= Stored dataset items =
## begin
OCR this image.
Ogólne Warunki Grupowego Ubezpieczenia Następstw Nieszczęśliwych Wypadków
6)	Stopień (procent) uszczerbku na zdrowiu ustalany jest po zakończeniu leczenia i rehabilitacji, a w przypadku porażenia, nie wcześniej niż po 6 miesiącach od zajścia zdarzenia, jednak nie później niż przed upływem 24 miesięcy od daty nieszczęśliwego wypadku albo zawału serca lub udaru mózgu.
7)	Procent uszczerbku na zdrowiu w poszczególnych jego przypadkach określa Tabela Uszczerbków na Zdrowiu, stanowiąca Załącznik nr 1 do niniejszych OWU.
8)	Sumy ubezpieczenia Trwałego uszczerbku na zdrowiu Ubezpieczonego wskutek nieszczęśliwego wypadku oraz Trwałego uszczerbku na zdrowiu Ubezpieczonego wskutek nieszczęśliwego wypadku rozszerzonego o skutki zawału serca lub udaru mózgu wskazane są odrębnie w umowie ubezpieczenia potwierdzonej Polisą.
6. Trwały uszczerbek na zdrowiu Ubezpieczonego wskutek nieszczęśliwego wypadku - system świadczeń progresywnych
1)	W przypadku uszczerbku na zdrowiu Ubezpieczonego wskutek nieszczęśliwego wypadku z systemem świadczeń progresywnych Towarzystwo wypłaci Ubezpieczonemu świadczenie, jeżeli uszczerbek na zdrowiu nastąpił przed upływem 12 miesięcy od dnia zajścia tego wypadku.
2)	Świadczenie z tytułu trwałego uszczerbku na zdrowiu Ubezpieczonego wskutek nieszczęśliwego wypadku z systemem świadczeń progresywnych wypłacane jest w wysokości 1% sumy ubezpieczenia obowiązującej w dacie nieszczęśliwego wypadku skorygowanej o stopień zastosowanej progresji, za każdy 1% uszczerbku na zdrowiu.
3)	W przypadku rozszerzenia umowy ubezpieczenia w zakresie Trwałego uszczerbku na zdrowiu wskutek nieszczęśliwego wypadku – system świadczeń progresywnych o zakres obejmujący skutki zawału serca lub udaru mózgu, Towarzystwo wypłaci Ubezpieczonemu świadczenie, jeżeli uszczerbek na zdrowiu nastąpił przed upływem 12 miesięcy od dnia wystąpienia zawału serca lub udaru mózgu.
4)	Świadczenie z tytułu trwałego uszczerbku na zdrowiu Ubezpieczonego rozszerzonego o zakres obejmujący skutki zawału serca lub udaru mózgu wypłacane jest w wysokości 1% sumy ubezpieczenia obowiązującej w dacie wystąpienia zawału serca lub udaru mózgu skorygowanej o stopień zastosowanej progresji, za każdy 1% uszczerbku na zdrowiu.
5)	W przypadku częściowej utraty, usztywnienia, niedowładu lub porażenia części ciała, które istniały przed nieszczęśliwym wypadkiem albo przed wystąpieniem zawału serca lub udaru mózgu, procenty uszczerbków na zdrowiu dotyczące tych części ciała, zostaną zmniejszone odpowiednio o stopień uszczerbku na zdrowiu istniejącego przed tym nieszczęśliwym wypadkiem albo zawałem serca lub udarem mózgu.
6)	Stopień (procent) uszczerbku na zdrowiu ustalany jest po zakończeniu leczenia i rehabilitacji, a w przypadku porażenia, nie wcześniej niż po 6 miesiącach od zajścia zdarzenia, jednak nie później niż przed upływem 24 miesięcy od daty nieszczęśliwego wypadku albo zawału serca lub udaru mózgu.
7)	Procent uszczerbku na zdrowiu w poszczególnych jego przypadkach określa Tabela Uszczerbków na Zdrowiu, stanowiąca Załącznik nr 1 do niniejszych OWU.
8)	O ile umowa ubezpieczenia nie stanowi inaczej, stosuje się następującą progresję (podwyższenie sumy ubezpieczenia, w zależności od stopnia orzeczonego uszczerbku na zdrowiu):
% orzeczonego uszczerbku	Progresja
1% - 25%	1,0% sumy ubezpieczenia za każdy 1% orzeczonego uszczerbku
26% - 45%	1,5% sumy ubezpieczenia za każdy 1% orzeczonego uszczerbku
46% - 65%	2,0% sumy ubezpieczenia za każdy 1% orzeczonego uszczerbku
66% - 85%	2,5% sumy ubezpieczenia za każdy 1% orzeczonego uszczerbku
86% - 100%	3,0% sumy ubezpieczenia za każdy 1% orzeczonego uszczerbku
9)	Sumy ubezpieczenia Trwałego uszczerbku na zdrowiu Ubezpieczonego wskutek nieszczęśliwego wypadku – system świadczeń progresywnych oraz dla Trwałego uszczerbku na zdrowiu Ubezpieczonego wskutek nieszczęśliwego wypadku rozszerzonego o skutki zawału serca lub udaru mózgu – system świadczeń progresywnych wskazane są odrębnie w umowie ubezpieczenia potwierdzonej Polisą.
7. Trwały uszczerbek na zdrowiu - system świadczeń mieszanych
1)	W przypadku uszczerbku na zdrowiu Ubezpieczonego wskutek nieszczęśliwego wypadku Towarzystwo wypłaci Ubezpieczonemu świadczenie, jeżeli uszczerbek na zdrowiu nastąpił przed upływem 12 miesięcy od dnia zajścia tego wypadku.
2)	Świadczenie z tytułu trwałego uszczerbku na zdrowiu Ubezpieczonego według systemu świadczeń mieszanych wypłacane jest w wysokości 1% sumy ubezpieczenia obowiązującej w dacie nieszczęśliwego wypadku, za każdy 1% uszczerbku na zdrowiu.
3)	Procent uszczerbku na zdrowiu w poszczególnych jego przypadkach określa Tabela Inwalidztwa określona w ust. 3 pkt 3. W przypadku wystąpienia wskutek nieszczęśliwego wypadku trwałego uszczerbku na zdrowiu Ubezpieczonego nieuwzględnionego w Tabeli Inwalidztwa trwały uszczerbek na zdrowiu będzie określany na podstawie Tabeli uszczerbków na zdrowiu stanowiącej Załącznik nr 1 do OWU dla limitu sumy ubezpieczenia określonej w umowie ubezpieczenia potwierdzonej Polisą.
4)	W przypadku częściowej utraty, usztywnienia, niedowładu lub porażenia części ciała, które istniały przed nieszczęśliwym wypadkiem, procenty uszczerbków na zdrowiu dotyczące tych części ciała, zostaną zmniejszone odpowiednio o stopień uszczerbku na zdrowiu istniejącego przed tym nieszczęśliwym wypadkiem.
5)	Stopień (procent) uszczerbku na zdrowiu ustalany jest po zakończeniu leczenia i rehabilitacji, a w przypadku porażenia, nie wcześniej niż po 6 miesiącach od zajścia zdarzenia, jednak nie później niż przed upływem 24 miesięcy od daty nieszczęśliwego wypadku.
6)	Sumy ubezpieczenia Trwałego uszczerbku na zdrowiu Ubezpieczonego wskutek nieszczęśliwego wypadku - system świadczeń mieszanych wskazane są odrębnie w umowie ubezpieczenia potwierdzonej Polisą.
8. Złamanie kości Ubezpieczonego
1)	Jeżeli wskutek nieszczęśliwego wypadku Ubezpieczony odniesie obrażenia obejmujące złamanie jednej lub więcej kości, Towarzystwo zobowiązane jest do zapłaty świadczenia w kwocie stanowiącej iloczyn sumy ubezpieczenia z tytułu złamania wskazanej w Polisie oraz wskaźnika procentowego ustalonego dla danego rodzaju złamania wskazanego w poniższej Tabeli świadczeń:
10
## end
= WHAT IS ASKED =
Repeat the entries exactly, all of them.

= ANSWER TO THE PROBLEM =
OCR this image.
Ogólne Warunki Grupowego Ubezpieczenia Następstw Nieszczęśliwych Wypadków
6)	Stopień (procent) uszczerbku na zdrowiu ustalany jest po zakończeniu leczenia i rehabilitacji, a w przypadku porażenia, nie wcześniej niż po 6 miesiącach od zajścia zdarzenia, jednak nie później niż przed upływem 24 miesięcy od daty nieszczęśliwego wypadku albo zawału serca lub udaru mózgu.
7)	Procent uszczerbku na zdrowiu w poszczególnych jego przypadkach określa Tabela Uszczerbków na Zdrowiu, stanowiąca Załącznik nr 1 do niniejszych OWU.
8)	Sumy ubezpieczenia Trwałego uszczerbku na zdrowiu Ubezpieczonego wskutek nieszczęśliwego wypadku oraz Trwałego uszczerbku na zdrowiu Ubezpieczonego wskutek nieszczęśliwego wypadku rozszerzonego o skutki zawału serca lub udaru mózgu wskazane są odrębnie w umowie ubezpieczenia potwierdzonej Polisą.
6. Trwały uszczerbek na zdrowiu Ubezpieczonego wskutek nieszczęśliwego wypadku - system świadczeń progresywnych
1)	W przypadku uszczerbku na zdrowiu Ubezpieczonego wskutek nieszczęśliwego wypadku z systemem świadczeń progresywnych Towarzystwo wypłaci Ubezpieczonemu świadczenie, jeżeli uszczerbek na zdrowiu nastąpił przed upływem 12 miesięcy od dnia zajścia tego wypadku.
2)	Świadczenie z tytułu trwałego uszczerbku na zdrowiu Ubezpieczonego wskutek nieszczęśliwego wypadku z systemem świadczeń progresywnych wypłacane jest w wysokości 1% sumy ubezpieczenia obowiązującej w dacie nieszczęśliwego wypadku skorygowanej o stopień zastosowanej progresji, za każdy 1% uszczerbku na zdrowiu.
3)	W przypadku rozszerzenia umowy ubezpieczenia w zakresie Trwałego uszczerbku na zdrowiu wskutek nieszczęśliwego wypadku – system świadczeń progresywnych o zakres obejmujący skutki zawału serca lub udaru mózgu, Towarzystwo wypłaci Ubezpieczonemu świadczenie, jeżeli uszczerbek na zdrowiu nastąpił przed upływem 12 miesięcy od dnia wystąpienia zawału serca lub udaru mózgu.
4)	Świadczenie z tytułu trwałego uszczerbku na zdrowiu Ubezpieczonego rozszerzonego o zakres obejmujący skutki zawału serca lub udaru mózgu wypłacane jest w wysokości 1% sumy ubezpieczenia obowiązującej w dacie wystąpienia zawału serca lub udaru mózgu skorygowanej o stopień zastosowanej progresji, za każdy 1% uszczerbku na zdrowiu.
5)	W przypadku częściowej utraty, usztywnienia, niedowładu lub porażenia części ciała, które istniały przed nieszczęśliwym wypadkiem albo przed wystąpieniem zawału serca lub udaru mózgu, procenty uszczerbków na zdrowiu dotyczące tych części ciała, zostaną zmniejszone odpowiednio o stopień uszczerbku na zdrowiu istniejącego przed tym nieszczęśliwym wypadkiem albo zawałem serca lub udarem mózgu.
6)	Stopień (procent) uszczerbku na zdrowiu ustalany jest po zakończeniu leczenia i rehabilitacji, a w przypadku porażenia, nie wcześniej niż po 6 miesiącach od zajścia zdarzenia, jednak nie później niż przed upływem 24 miesięcy od daty nieszczęśliwego wypadku albo zawału serca lub udaru mózgu.
7)	Procent uszczerbku na zdrowiu w poszczególnych jego przypadkach określa Tabela Uszczerbków na Zdrowiu, stanowiąca Załącznik nr 1 do niniejszych OWU.
8)	O ile umowa ubezpieczenia nie stanowi inaczej, stosuje się następującą progresję (podwyższenie sumy ubezpieczenia, w zależności od stopnia orzeczonego uszczerbku na zdrowiu):
% orzeczonego uszczerbku	Progresja
1% - 25%	1,0% sumy ubezpieczenia za każdy 1% orzeczonego uszczerbku
26% - 45%	1,5% sumy ubezpieczenia za każdy 1% orzeczonego uszczerbku
46% - 65%	2,0% sumy ubezpieczenia za każdy 1% orzeczonego uszczerbku
66% - 85%	2,5% sumy ubezpieczenia za każdy 1% orzeczonego uszczerbku
86% - 100%	3,0% sumy ubezpieczenia za każdy 1% orzeczonego uszczerbku
9)	Sumy ubezpieczenia Trwałego uszczerbku na zdrowiu Ubezpieczonego wskutek nieszczęśliwego wypadku – system świadczeń progresywnych oraz dla Trwałego uszczerbku na zdrowiu Ubezpieczonego wskutek nieszczęśliwego wypadku rozszerzonego o skutki zawału serca lub udaru mózgu – system świadczeń progresywnych wskazane są odrębnie w umowie ubezpieczenia potwierdzonej Polisą.
7. Trwały uszczerbek na zdrowiu - system świadczeń mieszanych
1)	W przypadku uszczerbku na zdrowiu Ubezpieczonego wskutek nieszczęśliwego wypadku Towarzystwo wypłaci Ubezpieczonemu świadczenie, jeżeli uszczerbek na zdrowiu nastąpił przed upływem 12 miesięcy od dnia zajścia tego wypadku.
2)	Świadczenie z tytułu trwałego uszczerbku na zdrowiu Ubezpieczonego według systemu świadczeń mieszanych wypłacane jest w wysokości 1% sumy ubezpieczenia obowiązującej w dacie nieszczęśliwego wypadku, za każdy 1% uszczerbku na zdrowiu.
3)	Procent uszczerbku na zdrowiu w poszczególnych jego przypadkach określa Tabela Inwalidztwa określona w ust. 3 pkt 3. W przypadku wystąpienia wskutek nieszczęśliwego wypadku trwałego uszczerbku na zdrowiu Ubezpieczonego nieuwzględnionego w Tabeli Inwalidztwa trwały uszczerbek na zdrowiu będzie określany na podstawie Tabeli uszczerbków na zdrowiu stanowiącej Załącznik nr 1 do OWU dla limitu sumy ubezpieczenia określonej w umowie ubezpieczenia potwierdzonej Polisą.
4)	W przypadku częściowej utraty, usztywnienia, niedowładu lub porażenia części ciała, które istniały przed nieszczęśliwym wypadkiem, procenty uszczerbków na zdrowiu dotyczące tych części ciała, zostaną zmniejszone odpowiednio o stopień uszczerbku na zdrowiu istniejącego przed tym nieszczęśliwym wypadkiem.
5)	Stopień (procent) uszczerbku na zdrowiu ustalany jest po zakończeniu leczenia i rehabilitacji, a w przypadku porażenia, nie wcześniej niż po 6 miesiącach od zajścia zdarzenia, jednak nie później niż przed upływem 24 miesięcy od daty nieszczęśliwego wypadku.
6)	Sumy ubezpieczenia Trwałego uszczerbku na zdrowiu Ubezpieczonego wskutek nieszczęśliwego wypadku - system świadczeń mieszanych wskazane są odrębnie w umowie ubezpieczenia potwierdzonej Polisą.
8. Złamanie kości Ubezpieczonego
1)	Jeżeli wskutek nieszczęśliwego wypadku Ubezpieczony odniesie obrażenia obejmujące złamanie jednej lub więcej kości, Towarzystwo zobowiązane jest do zapłaty świadczenia w kwocie stanowiącej iloczyn sumy ubezpieczenia z tytułu złamania wskazanej w Polisie oraz wskaźnika procentowego ustalonego dla danego rodzaju złamania wskazanego w poniższej Tabeli świadczeń:
10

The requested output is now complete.